PROBLEM TO SOLVE >> Copy verbatim the span of lines beginning at the line that contains "OCR this image." and ending with the final line of the data. Exclude pictures from the copy.

☆ ☆ ☆ ☆ ☆

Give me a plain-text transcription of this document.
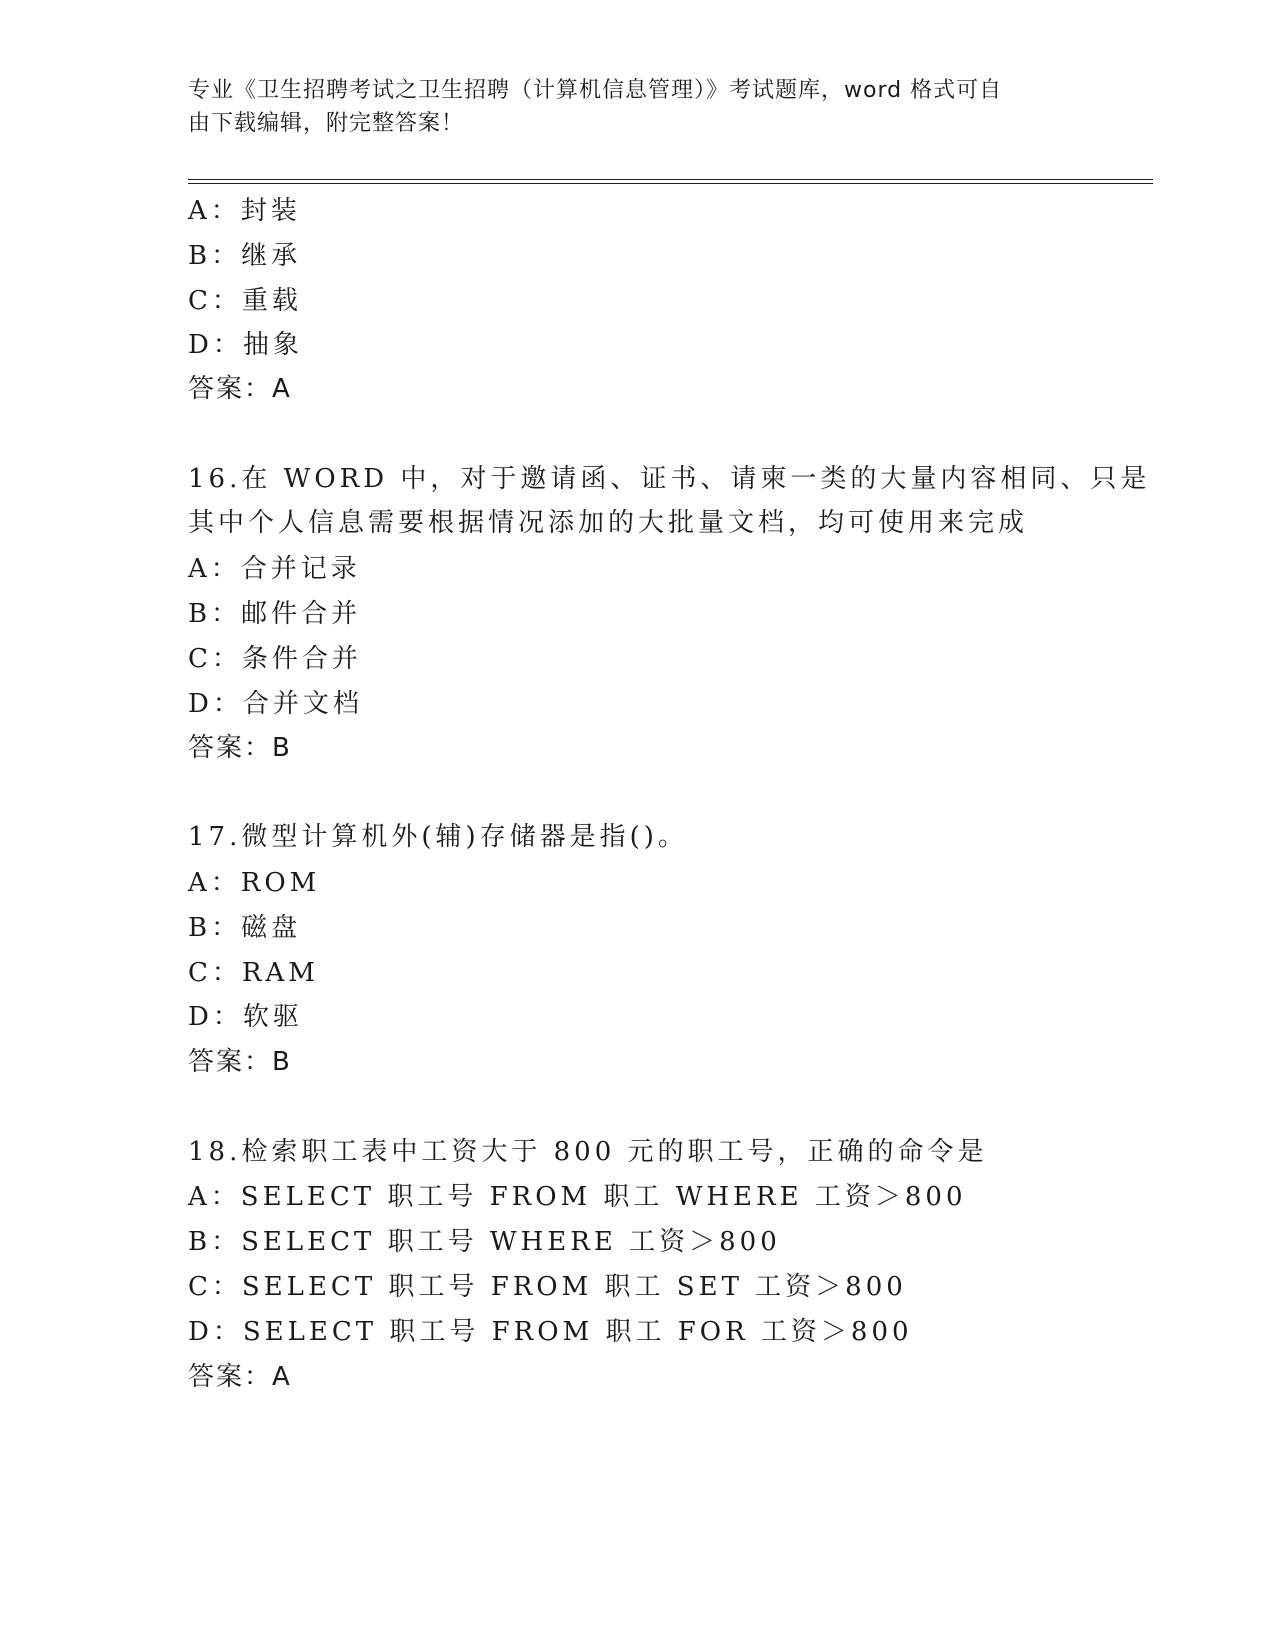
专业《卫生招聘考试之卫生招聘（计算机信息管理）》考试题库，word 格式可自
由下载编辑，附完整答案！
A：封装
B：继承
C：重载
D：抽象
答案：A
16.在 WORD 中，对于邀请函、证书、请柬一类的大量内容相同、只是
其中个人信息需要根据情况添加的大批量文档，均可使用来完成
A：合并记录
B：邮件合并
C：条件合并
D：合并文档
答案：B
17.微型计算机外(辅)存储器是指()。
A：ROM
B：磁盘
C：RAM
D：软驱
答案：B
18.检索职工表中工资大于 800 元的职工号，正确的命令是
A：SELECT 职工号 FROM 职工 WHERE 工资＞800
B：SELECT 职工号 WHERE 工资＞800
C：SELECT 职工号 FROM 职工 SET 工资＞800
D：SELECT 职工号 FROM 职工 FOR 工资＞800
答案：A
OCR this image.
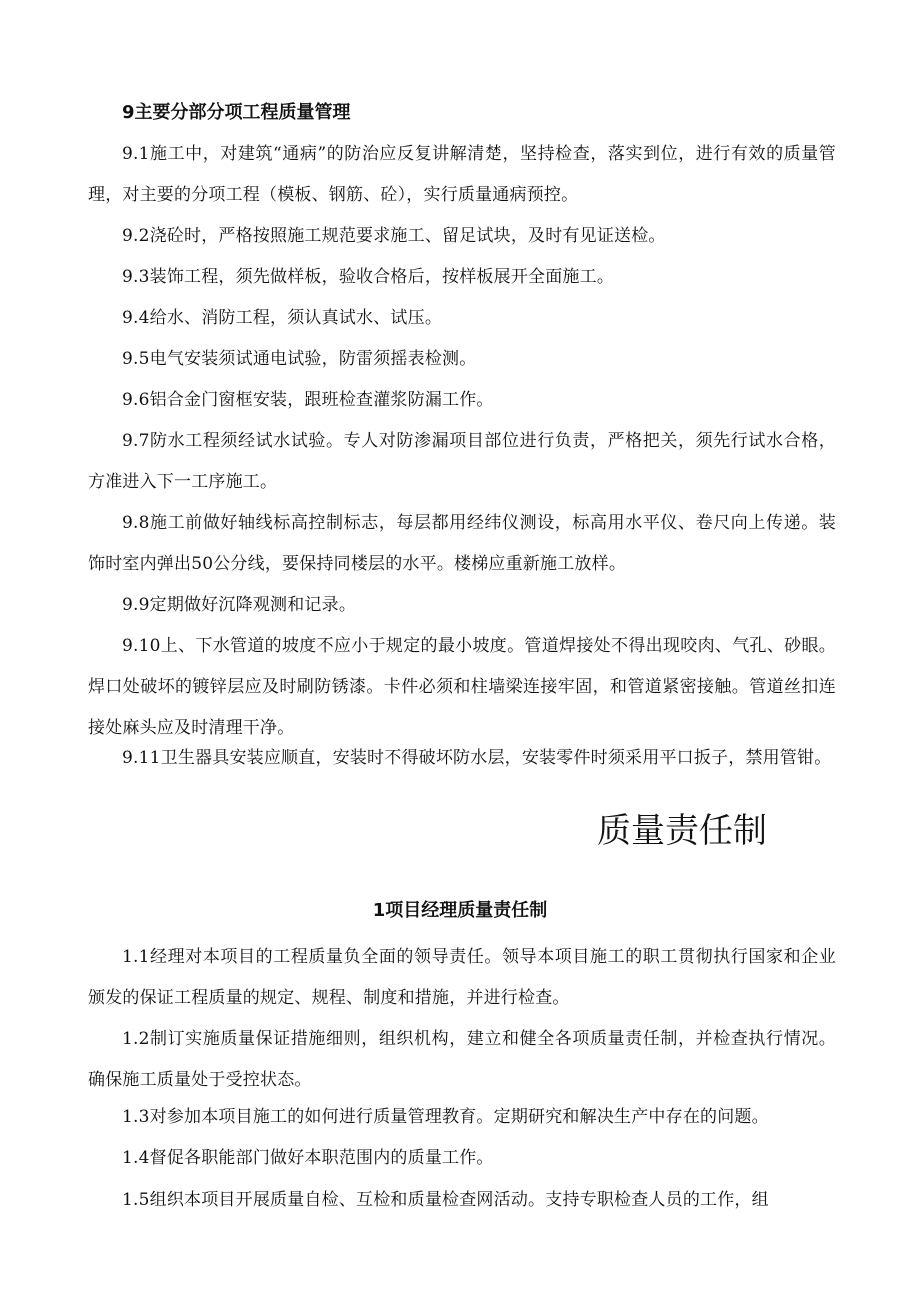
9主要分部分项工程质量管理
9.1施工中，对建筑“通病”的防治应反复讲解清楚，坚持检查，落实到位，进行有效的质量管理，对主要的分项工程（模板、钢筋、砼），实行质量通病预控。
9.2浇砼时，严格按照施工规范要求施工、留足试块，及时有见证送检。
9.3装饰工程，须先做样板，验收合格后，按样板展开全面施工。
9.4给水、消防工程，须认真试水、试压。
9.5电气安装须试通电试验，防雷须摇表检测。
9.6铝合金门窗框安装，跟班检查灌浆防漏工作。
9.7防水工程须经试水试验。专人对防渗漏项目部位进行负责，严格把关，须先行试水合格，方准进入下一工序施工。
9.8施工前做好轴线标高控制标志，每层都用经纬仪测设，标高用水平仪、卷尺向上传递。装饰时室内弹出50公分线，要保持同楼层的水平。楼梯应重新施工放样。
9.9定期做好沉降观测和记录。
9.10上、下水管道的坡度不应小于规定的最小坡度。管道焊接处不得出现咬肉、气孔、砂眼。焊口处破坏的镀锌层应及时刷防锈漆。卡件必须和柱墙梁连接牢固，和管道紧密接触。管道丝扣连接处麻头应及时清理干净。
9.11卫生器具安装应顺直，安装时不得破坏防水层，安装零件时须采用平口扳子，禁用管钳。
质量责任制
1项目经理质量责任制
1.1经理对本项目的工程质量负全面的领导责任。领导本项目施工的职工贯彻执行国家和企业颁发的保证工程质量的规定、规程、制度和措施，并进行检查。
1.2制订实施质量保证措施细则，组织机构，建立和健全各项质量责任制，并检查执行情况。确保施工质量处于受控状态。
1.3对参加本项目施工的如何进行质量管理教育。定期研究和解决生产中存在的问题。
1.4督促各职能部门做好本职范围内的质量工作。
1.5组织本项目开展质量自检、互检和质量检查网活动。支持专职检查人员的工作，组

☆ ☆ ☆ ☆ ☆

FINAL RESULT >>
OCR this image.
9主要分部分项工程质量管理
9.1施工中，对建筑“通病”的防治应反复讲解清楚，坚持检查，落实到位，进行有效的质量管理，对主要的分项工程（模板、钢筋、砼），实行质量通病预控。
9.2浇砼时，严格按照施工规范要求施工、留足试块，及时有见证送检。
9.3装饰工程，须先做样板，验收合格后，按样板展开全面施工。
9.4给水、消防工程，须认真试水、试压。
9.5电气安装须试通电试验，防雷须摇表检测。
9.6铝合金门窗框安装，跟班检查灌浆防漏工作。
9.7防水工程须经试水试验。专人对防渗漏项目部位进行负责，严格把关，须先行试水合格，方准进入下一工序施工。
9.8施工前做好轴线标高控制标志，每层都用经纬仪测设，标高用水平仪、卷尺向上传递。装饰时室内弹出50公分线，要保持同楼层的水平。楼梯应重新施工放样。
9.9定期做好沉降观测和记录。
9.10上、下水管道的坡度不应小于规定的最小坡度。管道焊接处不得出现咬肉、气孔、砂眼。焊口处破坏的镀锌层应及时刷防锈漆。卡件必须和柱墙梁连接牢固，和管道紧密接触。管道丝扣连接处麻头应及时清理干净。
9.11卫生器具安装应顺直，安装时不得破坏防水层，安装零件时须采用平口扳子，禁用管钳。
质量责任制
1项目经理质量责任制
1.1经理对本项目的工程质量负全面的领导责任。领导本项目施工的职工贯彻执行国家和企业颁发的保证工程质量的规定、规程、制度和措施，并进行检查。
1.2制订实施质量保证措施细则，组织机构，建立和健全各项质量责任制，并检查执行情况。确保施工质量处于受控状态。
1.3对参加本项目施工的如何进行质量管理教育。定期研究和解决生产中存在的问题。
1.4督促各职能部门做好本职范围内的质量工作。
1.5组织本项目开展质量自检、互检和质量检查网活动。支持专职检查人员的工作，组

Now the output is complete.